**Required work:** Across the entries below, count the lines in which the word "коммуникативные" occurs. Reply with the count alone.

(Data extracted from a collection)
╔══
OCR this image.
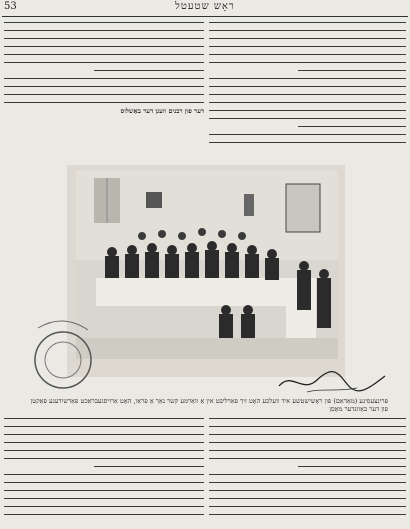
53	ראָש שטעטל
דער פון רבנים וועגן דער באַשלוס
פּרינצעסינע (מאַדאַם) פון ראָשישטשע איד וועלכע האָט זיך פאַרליבט אין אַ וואַרמע קשר נאַך אַ פראַו, האָט אַרויסגעבראַכט פאַרשידענע פאַקטן פון דער באַזונדער מאָסן
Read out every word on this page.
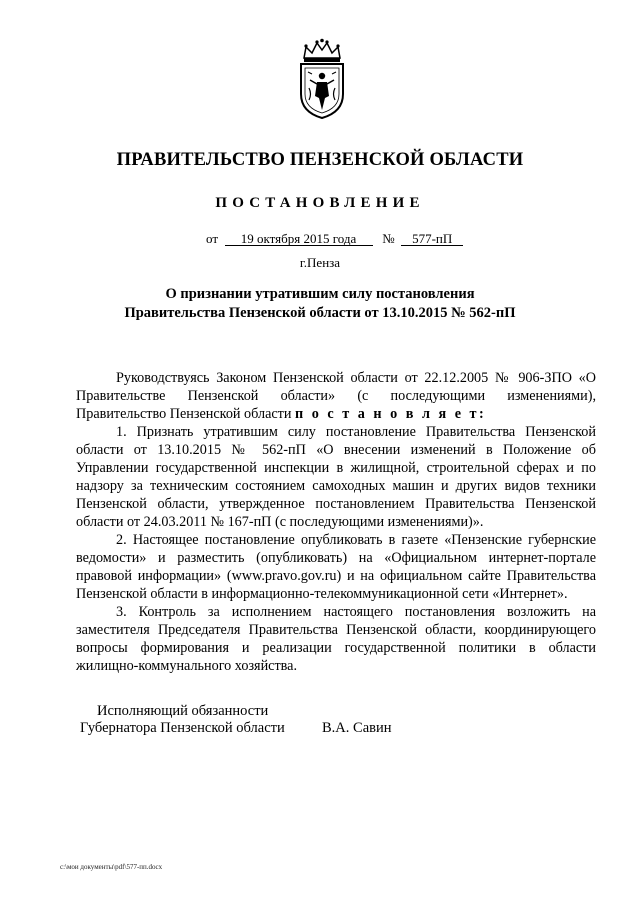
ПРАВИТЕЛЬСТВО ПЕНЗЕНСКОЙ ОБЛАСТИ
ПОСТАНОВЛЕНИЕ
от 19 октября 2015 года № 577-пП
г.Пенза
О признании утратившим силу постановления
Правительства Пензенской области от 13.10.2015 № 562-пП

Руководствуясь Законом Пензенской области от 22.12.2005 № 906-ЗПО «О Правительстве Пензенской области» (с последующими изменениями), Правительство Пензенской области п о с т а н о в л я е т:

1. Признать утратившим силу постановление Правительства Пензенской области от 13.10.2015 № 562-пП «О внесении изменений в Положение об Управлении государственной инспекции в жилищной, строительной сферах и по надзору за техническим состоянием самоходных машин и других видов техники Пензенской области, утвержденное постановлением Правительства Пензенской области от 24.03.2011 № 167-пП (с последующими изменениями)».

2. Настоящее постановление опубликовать в газете «Пензенские губернские ведомости» и разместить (опубликовать) на «Официальном интернет-портале правовой информации» (www.pravo.gov.ru) и на официальном сайте Правительства Пензенской области в информационно-телекоммуникационной сети «Интернет».

3. Контроль за исполнением настоящего постановления возложить на заместителя Председателя Правительства Пензенской области, координирующего вопросы формирования и реализации государственной политики в области жилищно-коммунального хозяйства.

Исполняющий обязанности
Губернатора Пензенской области	В.А. Савин
c:\мои документы\pdf\577-пп.docx
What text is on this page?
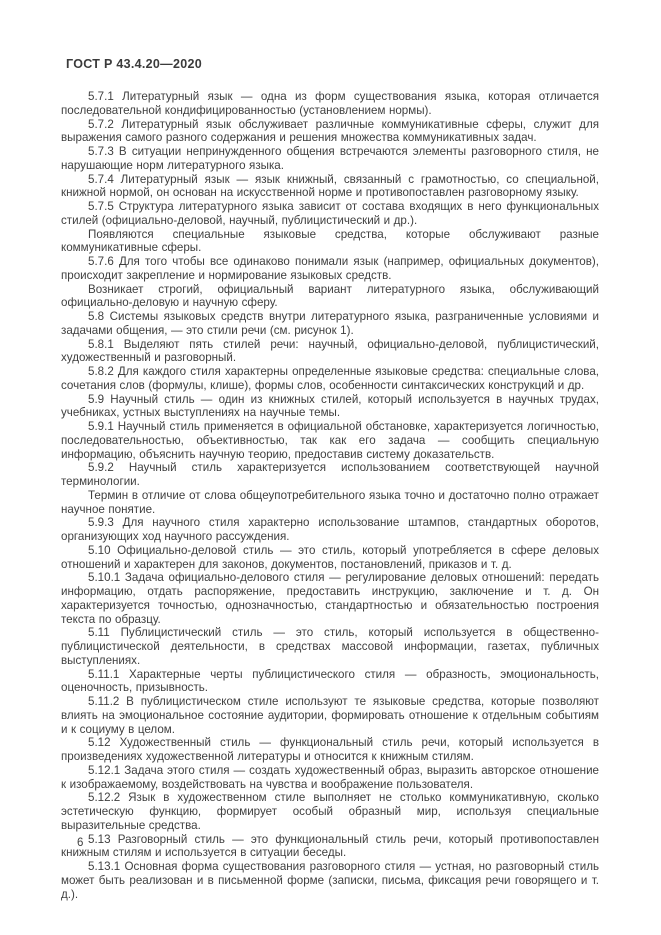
ГОСТ Р 43.4.20—2020

5.7.1 Литературный язык — одна из форм существования языка, которая отличается последовательной кондифицированностью (установлением нормы).

5.7.2 Литературный язык обслуживает различные коммуникативные сферы, служит для выражения самого разного содержания и решения множества коммуникативных задач.

5.7.3 В ситуации непринужденного общения встречаются элементы разговорного стиля, не нарушающие норм литературного языка.

5.7.4 Литературный язык — язык книжный, связанный с грамотностью, со специальной, книжной нормой, он основан на искусственной норме и противопоставлен разговорному языку.

5.7.5 Структура литературного языка зависит от состава входящих в него функциональных стилей (официально-деловой, научный, публицистический и др.).

Появляются специальные языковые средства, которые обслуживают разные коммуникативные сферы.

5.7.6 Для того чтобы все одинаково понимали язык (например, официальных документов), происходит закрепление и нормирование языковых средств.

Возникает строгий, официальный вариант литературного языка, обслуживающий официально-деловую и научную сферу.

5.8 Системы языковых средств внутри литературного языка, разграниченные условиями и задачами общения, — это стили речи (см. рисунок 1).

5.8.1 Выделяют пять стилей речи: научный, официально-деловой, публицистический, художественный и разговорный.

5.8.2 Для каждого стиля характерны определенные языковые средства: специальные слова, сочетания слов (формулы, клише), формы слов, особенности синтаксических конструкций и др.

5.9 Научный стиль — один из книжных стилей, который используется в научных трудах, учебниках, устных выступлениях на научные темы.

5.9.1 Научный стиль применяется в официальной обстановке, характеризуется логичностью, последовательностью, объективностью, так как его задача — сообщить специальную информацию, объяснить научную теорию, предоставив систему доказательств.

5.9.2 Научный стиль характеризуется использованием соответствующей научной терминологии.

Термин в отличие от слова общеупотребительного языка точно и достаточно полно отражает научное понятие.

5.9.3 Для научного стиля характерно использование штампов, стандартных оборотов, организующих ход научного рассуждения.

5.10 Официально-деловой стиль — это стиль, который употребляется в сфере деловых отношений и характерен для законов, документов, постановлений, приказов и т. д.

5.10.1 Задача официально-делового стиля — регулирование деловых отношений: передать информацию, отдать распоряжение, предоставить инструкцию, заключение и т. д. Он характеризуется точностью, однозначностью, стандартностью и обязательностью построения текста по образцу.

5.11 Публицистический стиль — это стиль, который используется в общественно-публицистической деятельности, в средствах массовой информации, газетах, публичных выступлениях.

5.11.1 Характерные черты публицистического стиля — образность, эмоциональность, оценочность, призывность.

5.11.2 В публицистическом стиле используют те языковые средства, которые позволяют влиять на эмоциональное состояние аудитории, формировать отношение к отдельным событиям и к социуму в целом.

5.12 Художественный стиль — функциональный стиль речи, который используется в произведениях художественной литературы и относится к книжным стилям.

5.12.1 Задача этого стиля — создать художественный образ, выразить авторское отношение к изображаемому, воздействовать на чувства и воображение пользователя.

5.12.2 Язык в художественном стиле выполняет не столько коммуникативную, сколько эстетическую функцию, формирует особый образный мир, используя специальные выразительные средства.

5.13 Разговорный стиль — это функциональный стиль речи, который противопоставлен книжным стилям и используется в ситуации беседы.

5.13.1 Основная форма существования разговорного стиля — устная, но разговорный стиль может быть реализован и в письменной форме (записки, письма, фиксация речи говорящего и т. д.).

6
╚══
**Written solution:** 2